# [Problem statement]
Show every line from the rows below that contains the word "Employee". Case counts.

# [Records to use]
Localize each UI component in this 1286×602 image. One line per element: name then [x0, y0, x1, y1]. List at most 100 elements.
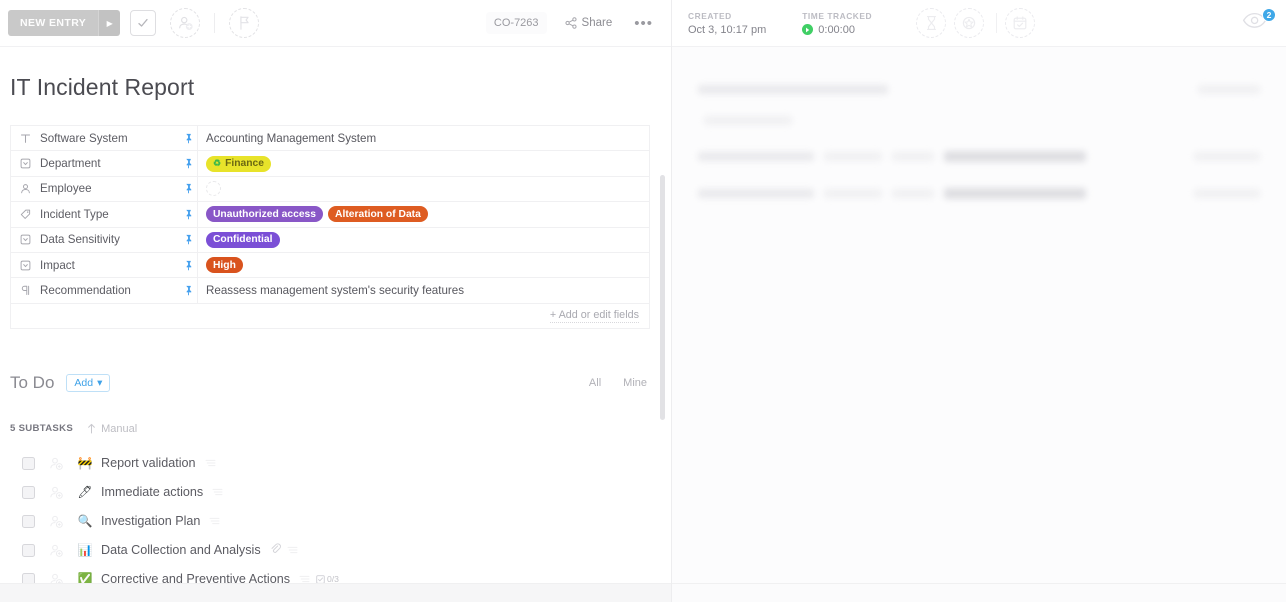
subtask-row[interactable]: 🚧 Report validation	[0, 449, 671, 478]
share-button[interactable]: Share	[557, 12, 621, 34]
pen-icon: 🖊	[77, 485, 93, 500]
subtask-assignee-icon[interactable]	[49, 514, 64, 529]
skeleton-bar	[824, 189, 882, 198]
custom-field-value-cell[interactable]: Accounting Management System	[197, 126, 649, 151]
todo-filter-mine[interactable]: Mine	[623, 377, 647, 389]
new-entry-dropdown-caret[interactable]: ▶	[98, 10, 121, 36]
custom-field-value-cell[interactable]: ♻ Finance	[197, 151, 649, 176]
custom-field-label: Incident Type	[40, 207, 109, 221]
pin-field-icon[interactable]	[180, 183, 197, 194]
chevron-down-icon: ▾	[97, 376, 103, 389]
time-tracked-value-row[interactable]: 0:00:00	[802, 24, 872, 36]
page-title[interactable]: IT Incident Report	[0, 47, 671, 125]
subtask-sort-button[interactable]: Manual	[87, 423, 137, 435]
subtask-checkbox[interactable]	[22, 514, 35, 528]
subtask-badges	[212, 483, 223, 501]
add-subtask-button[interactable]: Add ▾	[66, 373, 111, 392]
check-icon	[138, 18, 148, 27]
subtask-badges	[270, 541, 298, 559]
subtask-assignee-icon[interactable]	[49, 543, 64, 558]
created-value[interactable]: Oct 3, 10:17 pm	[688, 24, 766, 36]
subtask-row[interactable]: 📊 Data Collection and Analysis	[0, 536, 671, 565]
field-tag[interactable]: Unauthorized access	[206, 206, 324, 223]
magnifier-icon: 🔍	[77, 514, 93, 529]
bar-chart-icon: 📊	[77, 543, 93, 558]
custom-field-label: Recommendation	[40, 284, 131, 298]
time-tracked-meta: TIME TRACKED 0:00:00	[802, 11, 872, 36]
pin-field-icon[interactable]	[180, 133, 197, 144]
mark-complete-button[interactable]	[130, 10, 157, 36]
due-date-button[interactable]	[1005, 8, 1036, 38]
custom-field-label: Employee	[40, 182, 92, 196]
set-priority-button[interactable]	[229, 8, 260, 38]
custom-field-name-cell[interactable]: Department	[11, 151, 197, 175]
pin-field-icon[interactable]	[180, 158, 197, 169]
time-estimate-button[interactable]	[916, 8, 947, 38]
skeleton-bar	[944, 151, 1086, 162]
empty-avatar-icon[interactable]	[206, 181, 221, 197]
subtask-assignee-icon[interactable]	[49, 485, 64, 500]
task-detail-app: NEW ENTRY ▶ CO-7263 Share ••• IT Inciden…	[0, 0, 1286, 602]
main-scrollbar-track[interactable]	[660, 47, 665, 583]
hourglass-icon	[926, 16, 936, 30]
todo-filter-all[interactable]: All	[589, 377, 601, 389]
custom-field-name-cell[interactable]: Software System	[11, 126, 197, 150]
subtask-checkbox[interactable]	[22, 485, 35, 499]
field-tag[interactable]: ♻ Finance	[206, 155, 271, 172]
custom-field-label: Department	[40, 157, 101, 171]
pin-field-icon[interactable]	[180, 234, 197, 245]
created-label: CREATED	[688, 10, 732, 21]
subtask-count-label: 5 SUBTASKS	[10, 423, 74, 435]
subtask-checkbox[interactable]	[22, 456, 35, 470]
custom-field-name-cell[interactable]: Incident Type	[11, 202, 197, 226]
more-options-button[interactable]: •••	[628, 14, 659, 33]
subtask-label[interactable]: Immediate actions	[101, 485, 203, 499]
custom-field-row: Recommendation Reassess management system…	[11, 278, 649, 304]
subtask-label[interactable]: Investigation Plan	[101, 514, 200, 528]
subtask-label[interactable]: Report validation	[101, 456, 196, 470]
custom-field-name-cell[interactable]: Data Sensitivity	[11, 228, 197, 252]
pin-field-icon[interactable]	[180, 260, 197, 271]
new-entry-button[interactable]: NEW ENTRY	[8, 10, 99, 36]
custom-field-value-cell[interactable]: High	[197, 252, 649, 278]
custom-field-name-cell[interactable]: Recommendation	[11, 278, 197, 302]
subtask-badges	[205, 454, 216, 472]
pin-field-icon[interactable]	[180, 209, 197, 220]
custom-field-value-cell[interactable]: Confidential	[197, 227, 649, 252]
attachment-icon[interactable]	[270, 541, 281, 559]
custom-field-name-cell[interactable]: Impact	[11, 253, 197, 277]
add-or-edit-fields-button[interactable]: + Add or edit fields	[549, 309, 639, 323]
pin-field-icon[interactable]	[180, 285, 197, 296]
custom-field-text-value: Reassess management system's security fe…	[206, 284, 465, 298]
subtask-row[interactable]: 🖊 Immediate actions	[0, 478, 671, 507]
detail-panel-activity-skeleton	[672, 47, 1286, 199]
task-id-chip[interactable]: CO-7263	[485, 12, 547, 34]
skeleton-bar	[1194, 152, 1260, 161]
custom-field-value-cell[interactable]: Reassess management system's security fe…	[197, 278, 649, 303]
main-scrollbar-thumb[interactable]	[660, 175, 665, 420]
person-field-icon	[19, 183, 32, 194]
custom-field-text-value: Accounting Management System	[206, 131, 377, 145]
field-tag-label: Finance	[225, 158, 264, 170]
skeleton-bar	[824, 152, 882, 161]
custom-field-value-cell[interactable]: Unauthorized access Alteration of Data	[197, 202, 649, 227]
watchers-button[interactable]: 2	[1242, 8, 1276, 35]
field-tag[interactable]: High	[206, 257, 243, 274]
task-detail-pane: CREATED Oct 3, 10:17 pm TIME TRACKED 0:0…	[672, 0, 1286, 602]
subtask-assignee-icon[interactable]	[49, 456, 64, 471]
description-lines-icon	[212, 483, 223, 501]
subtask-label[interactable]: Data Collection and Analysis	[101, 543, 261, 557]
field-tag[interactable]: Confidential	[206, 231, 280, 248]
add-assignee-button[interactable]	[170, 8, 201, 38]
custom-field-name-cell[interactable]: Employee	[11, 177, 197, 201]
subtask-row[interactable]: 🔍 Investigation Plan	[0, 507, 671, 536]
custom-fields-section: Software System Accounting Management Sys…	[0, 125, 671, 329]
sprint-points-button[interactable]	[954, 8, 985, 38]
custom-field-value-cell[interactable]	[197, 176, 649, 202]
subtask-checkbox[interactable]	[22, 543, 35, 557]
dropdown-field-icon	[19, 234, 32, 245]
field-tag-label: Unauthorized access	[213, 208, 317, 220]
field-tag[interactable]: Alteration of Data	[328, 206, 428, 223]
skeleton-bar	[1198, 85, 1260, 94]
watchers-count-badge: 2	[1262, 8, 1276, 22]
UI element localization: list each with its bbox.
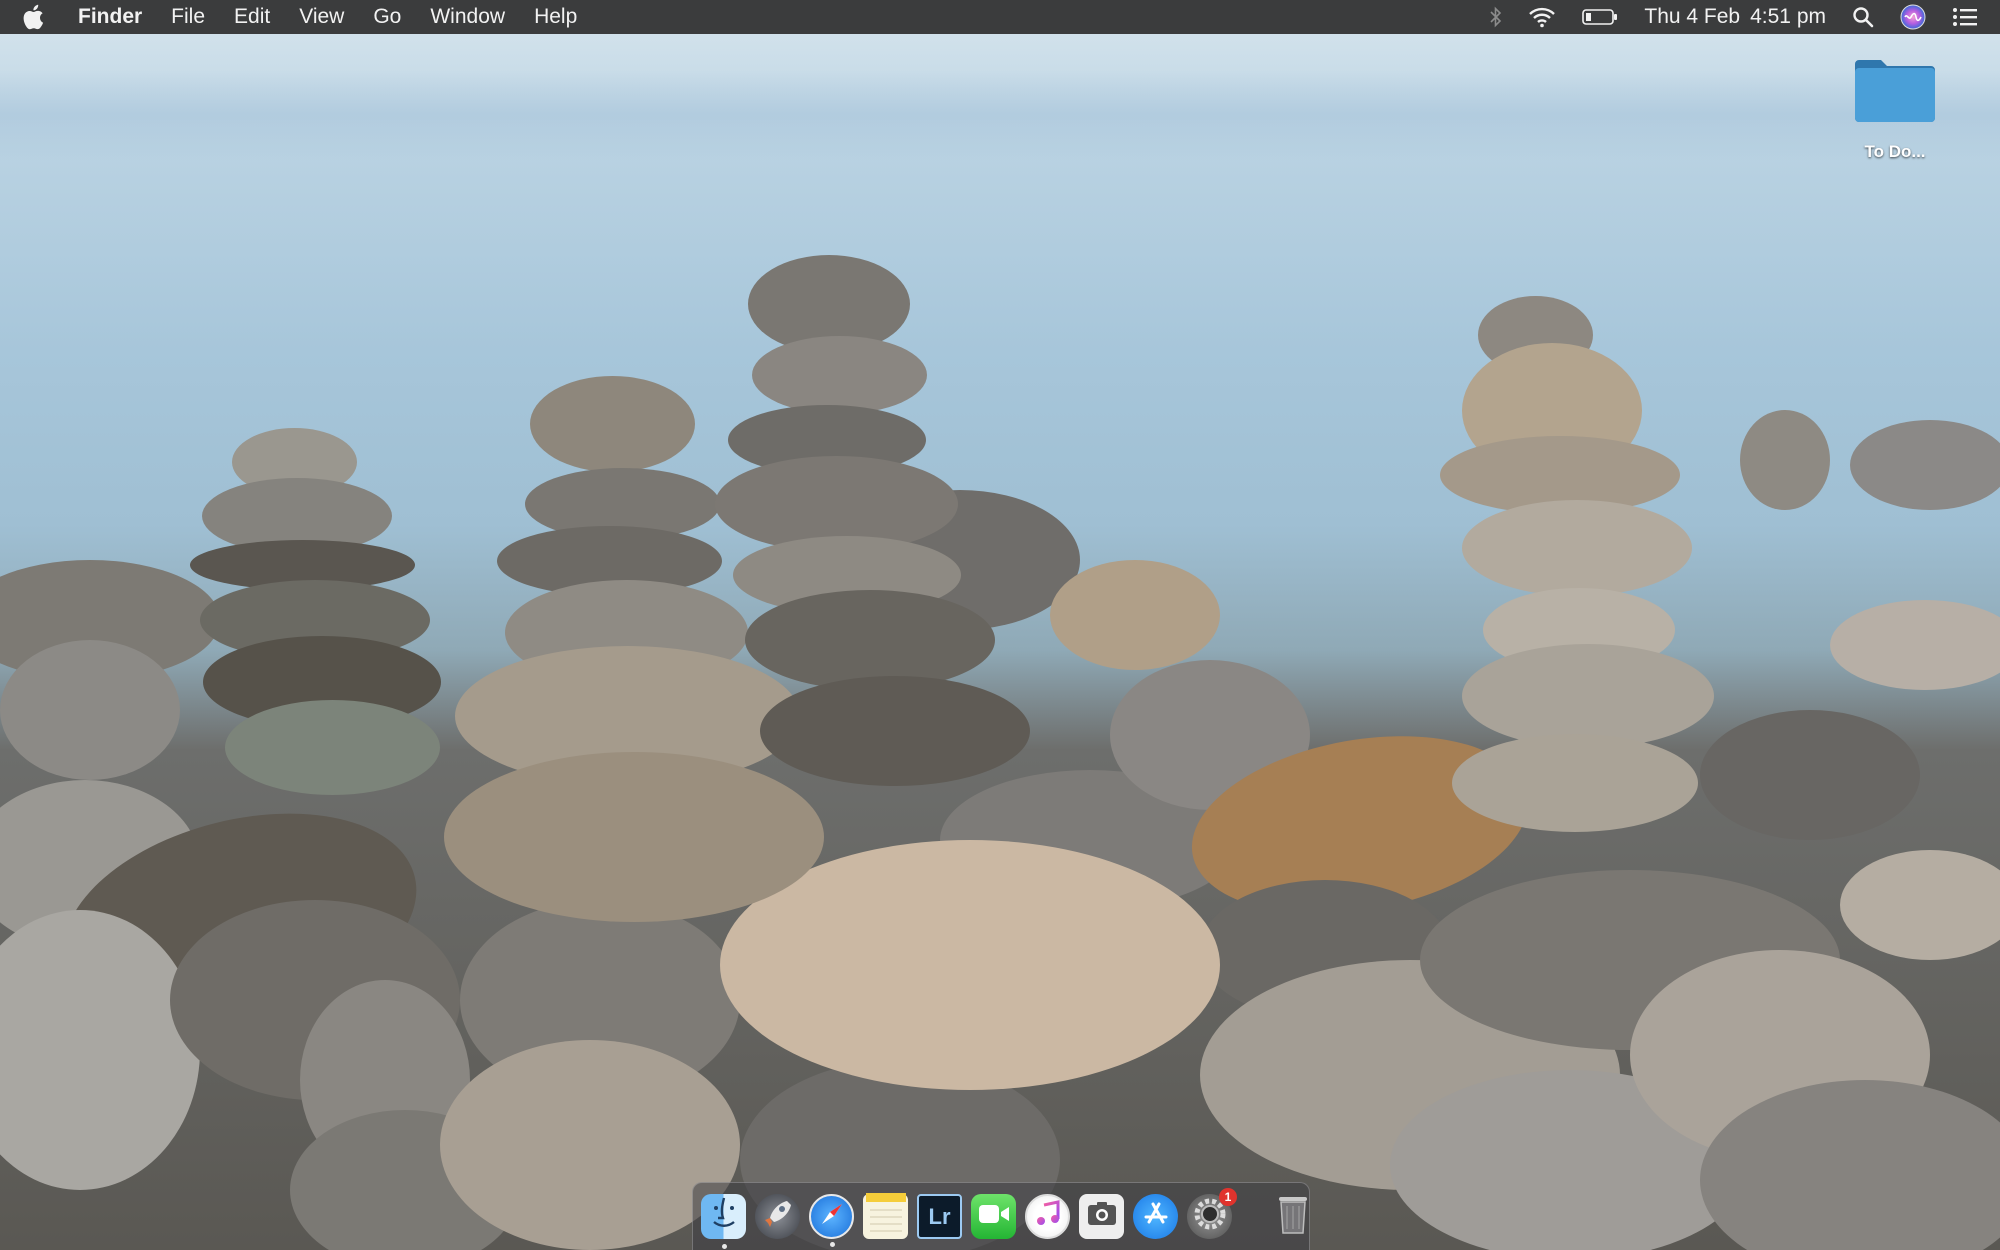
lightroom-icon: Lr xyxy=(928,1203,951,1229)
pebble xyxy=(1700,710,1920,840)
safari-icon xyxy=(814,1196,850,1237)
clock-date: Thu 4 Feb xyxy=(1644,5,1741,28)
clock-time: 4:51 pm xyxy=(1750,5,1826,28)
pebble xyxy=(1452,734,1698,832)
pebble xyxy=(1050,560,1220,670)
running-indicator xyxy=(721,1244,727,1249)
pebble xyxy=(1830,600,2000,690)
pebble xyxy=(0,640,180,780)
notification-badge: 1 xyxy=(1219,1188,1237,1206)
menu-window[interactable]: Window xyxy=(430,5,505,29)
menu-go[interactable]: Go xyxy=(373,5,401,29)
pebble xyxy=(760,676,1030,786)
pebble xyxy=(1840,850,2000,960)
menu-view[interactable]: View xyxy=(299,5,344,29)
pebble xyxy=(444,752,824,922)
menu-bar-clock[interactable]: Thu 4 Feb 4:51 pm xyxy=(1644,5,1826,29)
sea-horizon xyxy=(0,70,2000,160)
app-menu-finder[interactable]: Finder xyxy=(78,5,142,29)
dock-item-trash[interactable] xyxy=(1270,1194,1315,1239)
desktop-wallpaper xyxy=(0,0,2000,1250)
dock-item-itunes[interactable] xyxy=(1025,1194,1070,1239)
pebble xyxy=(752,336,927,414)
pebble xyxy=(1740,410,1830,510)
spotlight-search-icon[interactable] xyxy=(1852,0,1874,34)
bluetooth-icon[interactable] xyxy=(1490,0,1502,34)
desktop-folder-label: To Do... xyxy=(1864,142,1926,161)
dock-item-screenshot[interactable] xyxy=(1079,1194,1124,1239)
dock-item-launchpad[interactable] xyxy=(755,1194,800,1239)
dock-item-safari[interactable] xyxy=(809,1194,854,1247)
trash-icon xyxy=(1276,1193,1310,1240)
dock-item-lightroom[interactable]: Lr xyxy=(917,1194,962,1239)
pebble xyxy=(1462,500,1692,596)
menu-help[interactable]: Help xyxy=(534,5,577,29)
folder-icon xyxy=(1853,56,1937,124)
dock-item-finder[interactable] xyxy=(701,1194,746,1249)
launchpad-icon xyxy=(761,1197,795,1236)
wifi-icon[interactable] xyxy=(1528,0,1556,34)
battery-icon[interactable] xyxy=(1582,0,1618,34)
itunes-icon xyxy=(1033,1199,1063,1234)
pebble xyxy=(530,376,695,472)
menu-edit[interactable]: Edit xyxy=(234,5,270,29)
pebble xyxy=(225,700,440,795)
pebble xyxy=(1850,420,2000,510)
dock-item-facetime[interactable] xyxy=(971,1194,1016,1239)
siri-icon[interactable] xyxy=(1900,0,1926,34)
menu-file[interactable]: File xyxy=(171,5,205,29)
pebble xyxy=(745,590,995,690)
app-store-icon xyxy=(1140,1198,1172,1235)
notification-center-icon[interactable] xyxy=(1952,0,1978,34)
running-indicator xyxy=(829,1242,835,1247)
pebble xyxy=(1462,644,1714,748)
apple-menu-icon[interactable] xyxy=(22,4,44,30)
dock: Lr 1 xyxy=(692,1182,1310,1250)
screenshot-icon xyxy=(1085,1199,1119,1234)
dock-item-notes[interactable] xyxy=(863,1193,908,1240)
dock-item-app-store[interactable] xyxy=(1133,1194,1178,1239)
notes-icon xyxy=(865,1193,906,1240)
menu-bar: Finder File Edit View Go Window Help Thu… xyxy=(0,0,2000,34)
dock-item-system-preferences[interactable]: 1 xyxy=(1187,1188,1237,1239)
finder-icon xyxy=(704,1194,744,1239)
desktop-folder[interactable]: To Do... xyxy=(1850,56,1940,162)
facetime-icon xyxy=(977,1202,1011,1231)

# [Solution for this problem]
custom-field-label: Employee	[40, 182, 92, 196]
custom-field-name-cell[interactable]: Employee	[11, 177, 197, 201]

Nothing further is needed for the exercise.